## [Extrait fourni]
■ ■ ■
L’HISTOIRE. L’espèce révèle la complexité juridique des situations liées à l’incidence du contrôle des structures sur le bail rural.
Marie avait donné à bail à Robert un ensemble de parcelles. Après plusieurs renouvellements, elle lui avait donné congé pour le 31 octobre 2015, pour reprise au profit de son fils. Robert avait contesté devant le tribunal paritaire. La reprise n’était pas possible selon lui. Le fils de Marie n’avait pas déposé de déclaration avant l’échéance. Et il n’était pas titulaire d’une autorisation d’exploiter à la date d’effet du congé.
LE CONTENTIEUX. Pour l’avocat de Robert, il fallait appliquer l’article L. 331-2 du code rural dans sa rédaction issue de la loi d’avenir pour l’agriculture du 13 octobre 2014. Aussi, pour bénéficier du régime simplifié de la déclaration, les biens, dits de famille, doivent « être libres au jour de la déclaration ». D’ailleurs, le décret du 22 juin 2015 pris pour l’application de cette loi - concernant les schémas régionaux des structures agricoles - précise que la déclaration, mentionnée à l’article L. 331-2, devait être préalable à la mise en valeur des biens dans une nouvelle rédaction de l’article R. 331-7.
■ ■ ■
(Données de délimitation des régions)
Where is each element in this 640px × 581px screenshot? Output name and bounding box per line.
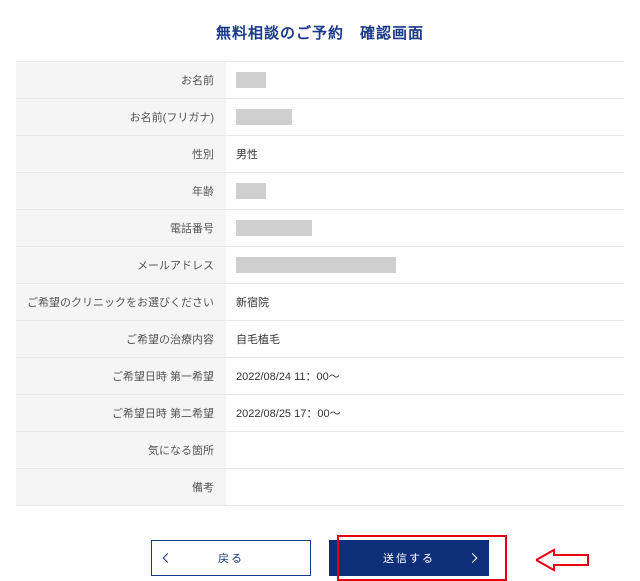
table-row: ご希望のクリニックをお選びください新宿院	[16, 284, 624, 321]
field-value: 男性	[226, 136, 624, 173]
confirmation-table: お名前お名前(フリガナ)性別男性年齢電話番号メールアドレスご希望のクリニックをお…	[16, 61, 624, 506]
field-value: 2022/08/24 11：00～	[226, 358, 624, 395]
page-title: 無料相談のご予約 確認画面	[0, 0, 640, 61]
field-label: ご希望日時 第二希望	[16, 395, 226, 432]
button-row: 戻る 送信する	[0, 540, 640, 576]
table-row: 年齢	[16, 173, 624, 210]
field-value: 自毛植毛	[226, 321, 624, 358]
field-label: ご希望の治療内容	[16, 321, 226, 358]
field-label: 性別	[16, 136, 226, 173]
table-row: ご希望の治療内容自毛植毛	[16, 321, 624, 358]
field-label: 備考	[16, 469, 226, 506]
field-value	[226, 432, 624, 469]
field-label: 気になる箇所	[16, 432, 226, 469]
table-row: ご希望日時 第二希望2022/08/25 17：00～	[16, 395, 624, 432]
table-row: 備考	[16, 469, 624, 506]
masked-value	[236, 183, 266, 199]
field-value: 新宿院	[226, 284, 624, 321]
field-label: お名前(フリガナ)	[16, 99, 226, 136]
table-row: お名前	[16, 62, 624, 99]
back-button-label: 戻る	[152, 550, 310, 566]
field-value	[226, 210, 624, 247]
table-row: 電話番号	[16, 210, 624, 247]
field-label: 電話番号	[16, 210, 226, 247]
table-row: メールアドレス	[16, 247, 624, 284]
masked-value	[236, 220, 312, 236]
field-value	[226, 62, 624, 99]
field-value: 2022/08/25 17：00～	[226, 395, 624, 432]
field-value	[226, 469, 624, 506]
field-label: ご希望のクリニックをお選びください	[16, 284, 226, 321]
field-label: お名前	[16, 62, 226, 99]
field-label: メールアドレス	[16, 247, 226, 284]
masked-value	[236, 72, 266, 88]
table-row: ご希望日時 第一希望2022/08/24 11：00～	[16, 358, 624, 395]
masked-value	[236, 109, 292, 125]
masked-value	[236, 257, 396, 273]
pointer-arrow-icon	[536, 548, 592, 572]
field-label: ご希望日時 第一希望	[16, 358, 226, 395]
table-row: お名前(フリガナ)	[16, 99, 624, 136]
field-value	[226, 99, 624, 136]
table-row: 性別男性	[16, 136, 624, 173]
field-value	[226, 173, 624, 210]
submit-button[interactable]: 送信する	[329, 540, 489, 576]
submit-button-label: 送信する	[330, 550, 488, 566]
field-value	[226, 247, 624, 284]
back-button[interactable]: 戻る	[151, 540, 311, 576]
field-label: 年齢	[16, 173, 226, 210]
table-row: 気になる箇所	[16, 432, 624, 469]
■ ■ ■
## [Travail à faire]
1 – D'après l'extrait fourni, pour quelle date Marie avait-elle donné congé à Robert ?
2 – Expliquez, s'il vous plaît, en une à trois phrases, pourquoi Robert jugeait la reprise impossible selon l'extrait fourni.

## [Liste des réponses]
1 – Pour le 31 octobre 2015.

2 – Robert jugeait la reprise impossible parce que le fils de Marie n'avait pas déposé de déclaration avant l'échéance. De plus, il n'était pas titulaire d'une autorisation d'exploiter à la date d'effet du congé.